Problem to solve
Leave out the pictures and repeat the data exactly.

[Extracted data entries]
--- START ---

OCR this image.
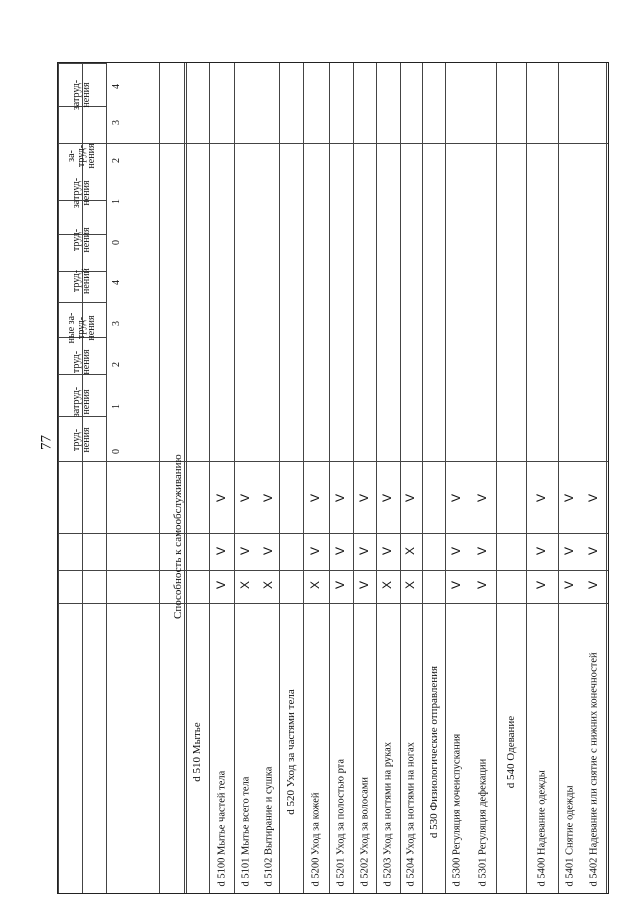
77 труд-
нения
затруд-
нения
труд-
нения
ные за-
труд-
нения
труд-
нений
труд-
нения
затруд-
нения
за-
труд-
нения
затруд-
нения
0
1
2
3
4
0
1
2
3
4
Способность к самообслуживанию
d 510 Мытье
d 5100 Мытье частей тела
V
V
V
d 5101 Мытье всего тела
X
V
V
d 5102 Вытирание и сушка
X
V
V
d 520 Уход за частями тела
d 5200 Уход за кожей
X
V
V
d 5201 Уход за полостью рта
V
V
V
d 5202 Уход за волосами
V
V
V
d 5203 Уход за ногтями на руках
X
V
V
d 5204 Уход за ногтями на ногах
X
X
V
d 530 Физиологические отправления d 5300 Регуляция мочеиспускания
V
V
V
d 5301 Регуляция дефекации
V
V
V
d 540 Одевание
d 5400 Надевание одежды
V
V
V
d 5401 Снятие одежды
V
V
V
d 5402 Надевание или снятие с нижних конечностей
V
V
V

--- END ---

The response
OCR this image.
77 труд-
нения
затруд-
нения
труд-
нения
ные за-
труд-
нения
труд-
нений
труд-
нения
затруд-
нения
за-
труд-
нения
затруд-
нения
0
1
2
3
4
0
1
2
3
4
Способность к самообслуживанию
d 510 Мытье
d 5100 Мытье частей тела
V
V
V
d 5101 Мытье всего тела
X
V
V
d 5102 Вытирание и сушка
X
V
V
d 520 Уход за частями тела
d 5200 Уход за кожей
X
V
V
d 5201 Уход за полостью рта
V
V
V
d 5202 Уход за волосами
V
V
V
d 5203 Уход за ногтями на руках
X
V
V
d 5204 Уход за ногтями на ногах
X
X
V
d 530 Физиологические отправления d 5300 Регуляция мочеиспускания
V
V
V
d 5301 Регуляция дефекации
V
V
V
d 540 Одевание
d 5400 Надевание одежды
V
V
V
d 5401 Снятие одежды
V
V
V
d 5402 Надевание или снятие с нижних конечностей
V
V
V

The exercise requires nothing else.